• Parts of the exercise:
1 - Answer these questions using the infected blood article:
(a) Where did Langstaff unveil the findings of his report?
(b) How many people were infected, and how many died?
(c) Which two events are named as subjects of apologies by David Cameron?
2 - From the infected blood article, extract the passage from "Sunak’s address to" up to and including "the Hillsborough tragedy.".

• Source text:
=-=-=

Rishi Sunak declared Monday a “day of shame for the British state” as he apologised for the failures of successive governments over the infected blood scandal and promised to pay whatever it takes to compensate the victims.

The prime minister issued his apology in a packed House of Commons chamber, hours after Brian Langstaff published his report that accused the British government of covering up the disaster.

Sunak spared no element of the British government in his criticism, which highlighted failures by ministers, civil servants and the NHS. But he was also accused of deepening victims’ pain by not setting up a compensation scheme a year ago when it was first recommended by Langstaff.

He said: “This is a day of shame for the British state. Today’s report shows a decades-long moral failure at the heart of our national life – from the National Health Service to the civil service to ministers in successive governments at every level – that people and institutions in which we place our trust failed in the most harrowing and devastating way.”

Sunak added: “This is an apology from the state – to every single person impacted by this scandal. It did not have to be this way; it should never have been this way. And on behalf of this and every government stretching back to the 1970s, I am truly sorry.”

Ministers will reveal on Tuesday how much they will set aside for compensation payment to victims and their families: 30,000 people were infected and 3,000 died. “Whatever it costs to deliver this scheme, we will pay it,” Sunak promised on Monday.

He was speaking after Langstaff unveiled the findings of his 2,500-page report just across the road in Westminster’s Methodist Central Hall. The report found much of the damage done by the scandal could have been avoided, but that successive governments “did not put patient safety first”.

Sunak’s address to the Commons followed in a line of prime ministerial apologies on behalf of the British state, including those by David Cameron for the Bloody Sunday massacre and the Hillsborough tragedy.

=-=-=

• Data excerpts:
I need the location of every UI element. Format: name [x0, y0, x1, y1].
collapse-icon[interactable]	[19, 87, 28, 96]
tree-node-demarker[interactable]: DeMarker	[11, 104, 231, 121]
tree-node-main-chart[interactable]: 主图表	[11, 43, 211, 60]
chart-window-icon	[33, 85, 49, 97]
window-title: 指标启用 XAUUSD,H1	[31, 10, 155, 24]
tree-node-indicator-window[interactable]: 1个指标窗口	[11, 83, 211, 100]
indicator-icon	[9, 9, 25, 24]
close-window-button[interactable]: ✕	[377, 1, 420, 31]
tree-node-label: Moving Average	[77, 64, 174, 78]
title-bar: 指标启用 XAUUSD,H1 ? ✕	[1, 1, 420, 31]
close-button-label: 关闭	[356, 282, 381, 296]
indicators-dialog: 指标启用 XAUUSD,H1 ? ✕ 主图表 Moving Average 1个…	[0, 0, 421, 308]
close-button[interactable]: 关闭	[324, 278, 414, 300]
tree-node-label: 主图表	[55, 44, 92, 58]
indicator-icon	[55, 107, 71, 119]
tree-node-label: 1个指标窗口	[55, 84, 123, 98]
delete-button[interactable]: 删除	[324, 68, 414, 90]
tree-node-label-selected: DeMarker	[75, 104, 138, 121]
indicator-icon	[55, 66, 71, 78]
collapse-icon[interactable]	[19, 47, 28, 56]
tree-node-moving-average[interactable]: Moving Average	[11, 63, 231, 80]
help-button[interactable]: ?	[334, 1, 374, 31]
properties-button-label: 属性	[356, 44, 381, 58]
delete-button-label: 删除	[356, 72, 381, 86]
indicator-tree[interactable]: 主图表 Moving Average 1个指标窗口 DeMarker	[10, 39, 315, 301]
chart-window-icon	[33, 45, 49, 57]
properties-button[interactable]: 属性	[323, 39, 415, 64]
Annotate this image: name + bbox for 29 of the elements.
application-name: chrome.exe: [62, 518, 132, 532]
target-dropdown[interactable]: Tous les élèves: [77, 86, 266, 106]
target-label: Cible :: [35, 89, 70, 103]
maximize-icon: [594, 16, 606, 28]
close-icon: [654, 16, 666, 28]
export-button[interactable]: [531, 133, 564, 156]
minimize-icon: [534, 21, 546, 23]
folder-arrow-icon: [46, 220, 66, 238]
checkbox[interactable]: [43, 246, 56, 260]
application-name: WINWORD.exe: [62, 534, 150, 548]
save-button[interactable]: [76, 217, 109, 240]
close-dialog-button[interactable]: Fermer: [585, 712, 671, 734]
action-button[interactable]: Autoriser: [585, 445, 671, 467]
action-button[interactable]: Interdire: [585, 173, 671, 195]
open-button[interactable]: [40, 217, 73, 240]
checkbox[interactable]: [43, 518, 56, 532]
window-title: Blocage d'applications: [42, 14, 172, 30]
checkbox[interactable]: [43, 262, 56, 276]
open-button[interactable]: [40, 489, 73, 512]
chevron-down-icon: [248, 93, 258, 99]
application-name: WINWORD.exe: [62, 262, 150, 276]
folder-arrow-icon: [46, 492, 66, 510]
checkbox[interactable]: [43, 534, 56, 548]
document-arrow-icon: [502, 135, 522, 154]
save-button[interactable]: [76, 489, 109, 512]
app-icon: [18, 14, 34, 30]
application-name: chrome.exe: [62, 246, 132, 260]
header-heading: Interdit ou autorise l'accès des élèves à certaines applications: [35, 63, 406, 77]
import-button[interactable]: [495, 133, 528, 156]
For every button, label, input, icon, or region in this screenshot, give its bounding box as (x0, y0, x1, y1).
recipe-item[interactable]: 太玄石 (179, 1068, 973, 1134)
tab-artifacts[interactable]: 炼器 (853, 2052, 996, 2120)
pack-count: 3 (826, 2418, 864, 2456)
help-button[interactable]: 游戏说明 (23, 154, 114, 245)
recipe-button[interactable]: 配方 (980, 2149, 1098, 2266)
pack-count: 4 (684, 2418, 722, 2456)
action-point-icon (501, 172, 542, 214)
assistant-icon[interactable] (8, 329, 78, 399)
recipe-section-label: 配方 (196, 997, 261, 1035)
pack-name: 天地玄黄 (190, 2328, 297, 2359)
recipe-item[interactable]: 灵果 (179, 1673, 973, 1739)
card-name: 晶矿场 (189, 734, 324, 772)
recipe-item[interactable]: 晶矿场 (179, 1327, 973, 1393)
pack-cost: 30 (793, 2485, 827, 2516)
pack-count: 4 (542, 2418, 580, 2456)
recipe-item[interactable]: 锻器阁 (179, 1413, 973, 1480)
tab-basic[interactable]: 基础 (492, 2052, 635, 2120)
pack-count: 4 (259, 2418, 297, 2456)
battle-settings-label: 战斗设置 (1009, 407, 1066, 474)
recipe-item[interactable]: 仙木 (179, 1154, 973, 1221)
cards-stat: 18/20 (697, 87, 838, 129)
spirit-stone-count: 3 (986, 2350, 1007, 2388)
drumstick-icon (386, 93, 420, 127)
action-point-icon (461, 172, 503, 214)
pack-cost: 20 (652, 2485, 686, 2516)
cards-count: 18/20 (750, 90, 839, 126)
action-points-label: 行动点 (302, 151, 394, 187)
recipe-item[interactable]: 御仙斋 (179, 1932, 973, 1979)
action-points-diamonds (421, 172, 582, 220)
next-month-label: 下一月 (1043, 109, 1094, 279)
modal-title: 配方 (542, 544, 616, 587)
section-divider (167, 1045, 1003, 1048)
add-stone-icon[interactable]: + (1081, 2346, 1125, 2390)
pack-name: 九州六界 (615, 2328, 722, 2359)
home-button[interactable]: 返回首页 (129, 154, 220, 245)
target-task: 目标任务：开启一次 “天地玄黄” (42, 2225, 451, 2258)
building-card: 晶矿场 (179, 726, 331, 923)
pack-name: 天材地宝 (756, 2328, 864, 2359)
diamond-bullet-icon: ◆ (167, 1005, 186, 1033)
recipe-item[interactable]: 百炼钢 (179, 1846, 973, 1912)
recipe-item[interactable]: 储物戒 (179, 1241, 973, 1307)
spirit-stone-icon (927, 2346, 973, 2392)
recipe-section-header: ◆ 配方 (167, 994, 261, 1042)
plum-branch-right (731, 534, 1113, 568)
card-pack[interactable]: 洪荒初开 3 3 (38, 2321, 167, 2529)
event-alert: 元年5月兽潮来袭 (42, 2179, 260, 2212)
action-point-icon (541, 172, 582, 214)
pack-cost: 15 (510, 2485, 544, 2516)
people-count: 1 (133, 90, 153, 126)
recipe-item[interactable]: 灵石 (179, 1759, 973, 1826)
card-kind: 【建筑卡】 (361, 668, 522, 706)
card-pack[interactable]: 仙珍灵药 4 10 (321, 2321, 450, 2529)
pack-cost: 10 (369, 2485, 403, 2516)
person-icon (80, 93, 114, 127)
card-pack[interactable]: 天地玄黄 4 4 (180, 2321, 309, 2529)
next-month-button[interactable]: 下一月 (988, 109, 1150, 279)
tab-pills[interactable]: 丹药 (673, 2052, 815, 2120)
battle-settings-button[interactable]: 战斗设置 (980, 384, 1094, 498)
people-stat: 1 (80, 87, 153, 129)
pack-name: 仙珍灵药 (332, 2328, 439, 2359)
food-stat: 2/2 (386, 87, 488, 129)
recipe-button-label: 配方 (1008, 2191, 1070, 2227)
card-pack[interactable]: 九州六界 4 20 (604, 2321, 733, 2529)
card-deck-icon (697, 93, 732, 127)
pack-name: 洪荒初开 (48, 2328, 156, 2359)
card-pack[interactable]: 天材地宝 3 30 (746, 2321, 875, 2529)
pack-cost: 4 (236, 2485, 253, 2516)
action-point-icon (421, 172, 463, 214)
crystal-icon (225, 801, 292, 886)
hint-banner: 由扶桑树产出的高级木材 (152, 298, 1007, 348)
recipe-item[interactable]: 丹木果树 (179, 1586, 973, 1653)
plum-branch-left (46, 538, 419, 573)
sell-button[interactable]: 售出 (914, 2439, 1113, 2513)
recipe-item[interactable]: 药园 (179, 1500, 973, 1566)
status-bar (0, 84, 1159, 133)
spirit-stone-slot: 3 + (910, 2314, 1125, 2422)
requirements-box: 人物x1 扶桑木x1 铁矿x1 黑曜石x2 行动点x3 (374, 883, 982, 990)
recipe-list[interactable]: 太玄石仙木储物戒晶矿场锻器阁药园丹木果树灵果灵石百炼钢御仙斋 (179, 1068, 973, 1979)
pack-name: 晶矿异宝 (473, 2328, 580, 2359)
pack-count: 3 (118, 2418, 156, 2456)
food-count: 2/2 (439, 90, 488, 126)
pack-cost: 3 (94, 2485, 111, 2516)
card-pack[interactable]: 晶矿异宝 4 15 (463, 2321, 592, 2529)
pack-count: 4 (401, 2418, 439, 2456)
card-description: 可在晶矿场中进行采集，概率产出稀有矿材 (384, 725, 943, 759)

=-=-=

• Answers by task:
1 -
(a) Westminster's Methodist Central Hall
(b) 30,000 people were infected and 3,000 died.
(c) The Bloody Sunday massacre and the Hillsborough tragedy

2 -
Sunak’s address to the Commons followed in a line of prime ministerial apologies on behalf of the British state, including those by David Cameron for the Bloody Sunday massacre and the Hillsborough tragedy.